• _Set exercise_: Go through the entries and transcribe each one exactly, dropping the pictures.

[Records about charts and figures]
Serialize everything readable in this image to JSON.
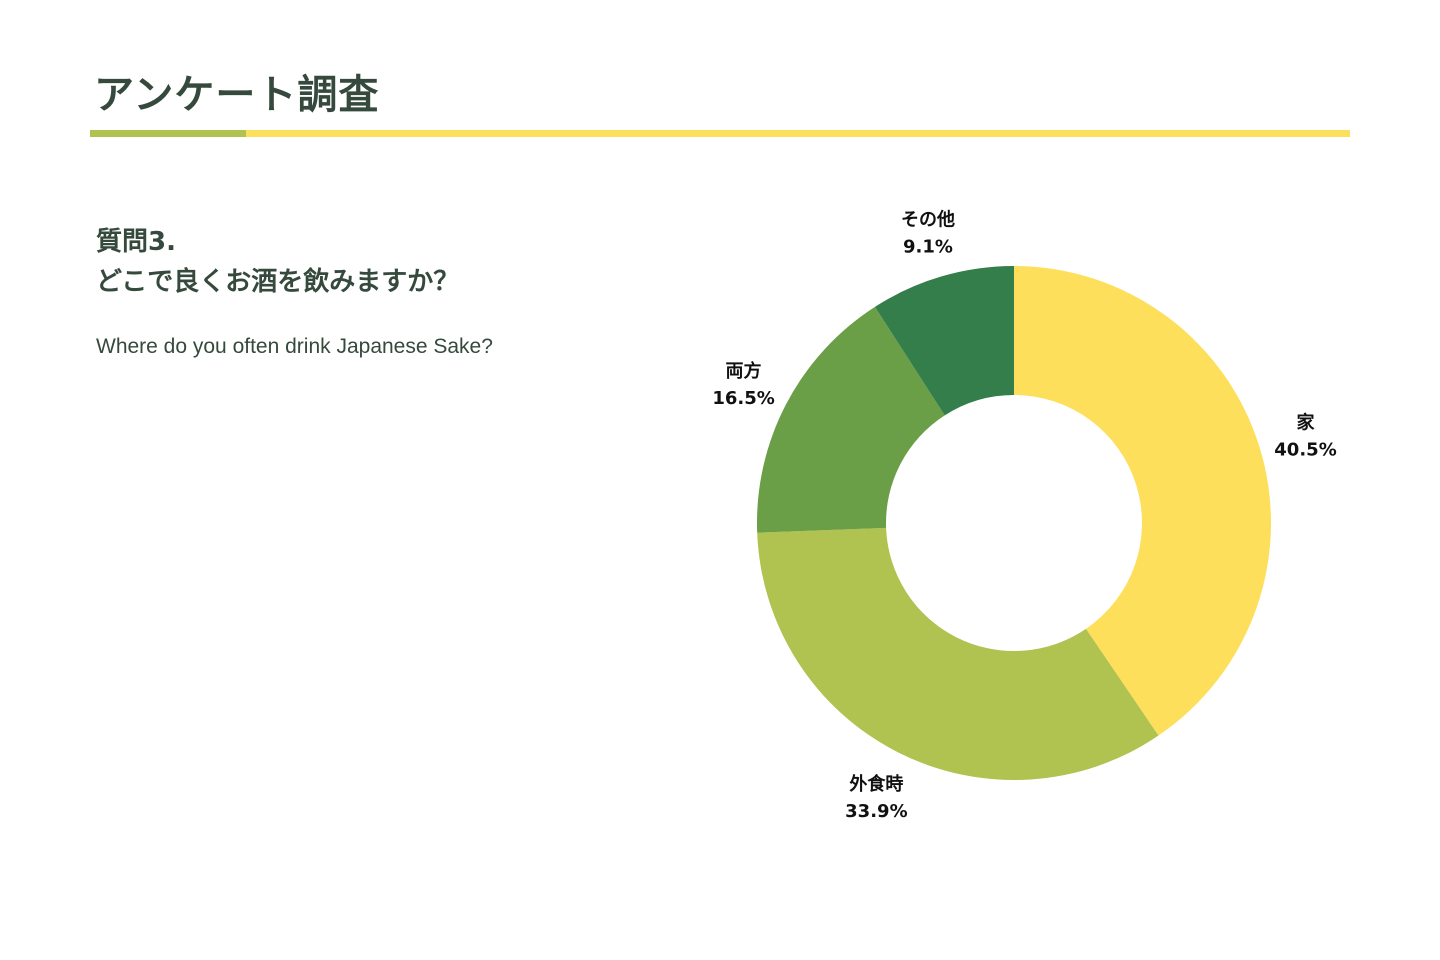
{
  "header": {
    "title": "アンケート調査",
    "accent_color": "#b0c24f",
    "line_color": "#fddf5b"
  },
  "question": {
    "number": "質問3.",
    "text_ja": "どこで良くお酒を飲みますか？",
    "text_en": "Where do you often drink Japanese Sake?"
  },
  "chart_data": {
    "type": "pie",
    "style": "donut",
    "title": "",
    "categories": [
      "家",
      "外食時",
      "両方",
      "その他"
    ],
    "values": [
      40.5,
      33.9,
      16.5,
      9.1
    ],
    "value_labels": [
      "40.5%",
      "33.9%",
      "16.5%",
      "9.1%"
    ],
    "colors": [
      "#fddf5b",
      "#b0c24f",
      "#6a9e47",
      "#337e4b"
    ],
    "start_angle": "12 o'clock",
    "direction": "clockwise",
    "legend": "none",
    "labels": "outside"
  }
}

• _Answer below_:
Serialize everything readable in this image to JSON.
{
  "header": {
    "title": "アンケート調査",
    "accent_color": "#b0c24f",
    "line_color": "#fddf5b"
  },
  "question": {
    "number": "質問3.",
    "text_ja": "どこで良くお酒を飲みますか？",
    "text_en": "Where do you often drink Japanese Sake?"
  },
  "chart_data": {
    "type": "pie",
    "style": "donut",
    "title": "",
    "categories": [
      "家",
      "外食時",
      "両方",
      "その他"
    ],
    "values": [
      40.5,
      33.9,
      16.5,
      9.1
    ],
    "value_labels": [
      "40.5%",
      "33.9%",
      "16.5%",
      "9.1%"
    ],
    "colors": [
      "#fddf5b",
      "#b0c24f",
      "#6a9e47",
      "#337e4b"
    ],
    "start_angle": "12 o'clock",
    "direction": "clockwise",
    "legend": "none",
    "labels": "outside"
  }
}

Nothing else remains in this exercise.